* start DATASET ROWS *

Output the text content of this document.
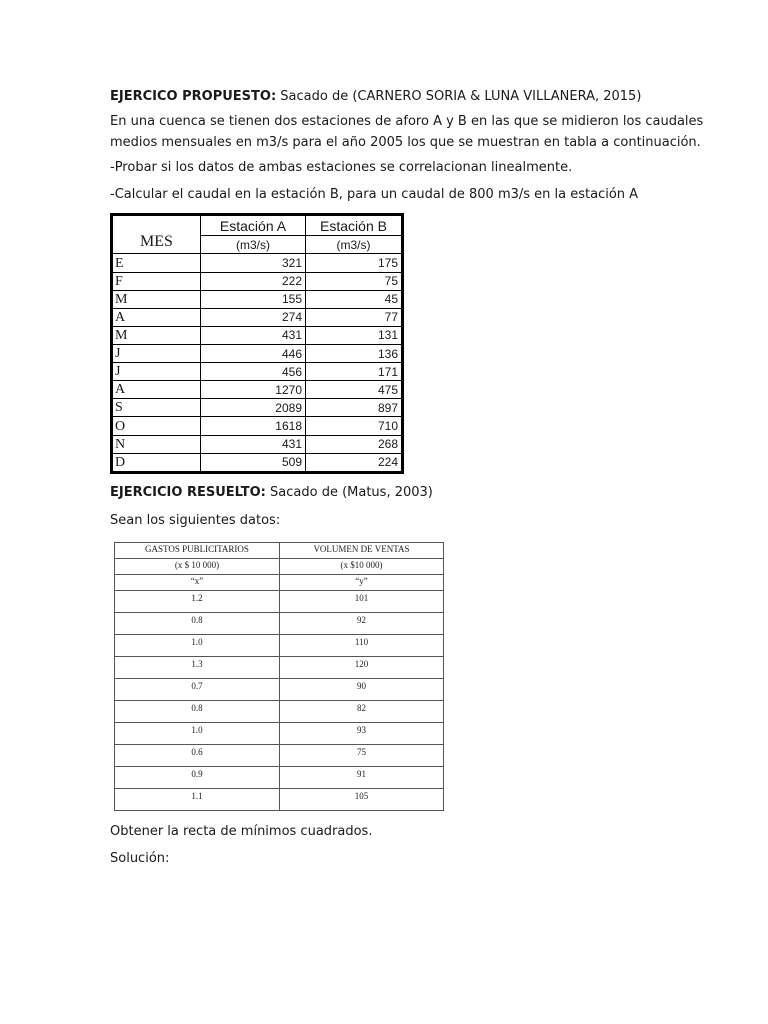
EJERCICO PROPUESTO: Sacado de (CARNERO SORIA & LUNA VILLANERA, 2015)
En una cuenca se tienen dos estaciones de aforo A y B en las que se midieron los caudales
medios mensuales en m3/s para el año 2005 los que se muestran en tabla a continuación.
-Probar si los datos de ambas estaciones se correlacionan linealmente.
-Calcular el caudal en la estación B, para un caudal de 800 m3/s en la estación A
MES	Estación A	Estación B
	(m3/s)	(m3/s)
E	321	175
F	222	75
M	155	45
A	274	77
M	431	131
J	446	136
J	456	171
A	1270	475
S	2089	897
O	1618	710
N	431	268
D	509	224
EJERCICIO RESUELTO: Sacado de (Matus, 2003)
Sean los siguientes datos:
GASTOS PUBLICITARIOS	VOLUMEN DE VENTAS
(x $ 10 000)	(x $10 000)
“x”	“y”
1.2	101
0.8	92
1.0	110
1.3	120
0.7	90
0.8	82
1.0	93
0.6	75
0.9	91
1.1	105
Obtener la recta de mínimos cuadrados.
Solución:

* end DATASET ROWS *

WHAT THE EXERCISE ASKS: Filter the entries down to the lines containing "estaciones". Copy each of those lines.

EXERCISE SOLUTION:
En una cuenca se tienen dos estaciones de aforo A y B en las que se midieron los caudales
-Probar si los datos de ambas estaciones se correlacionan linealmente.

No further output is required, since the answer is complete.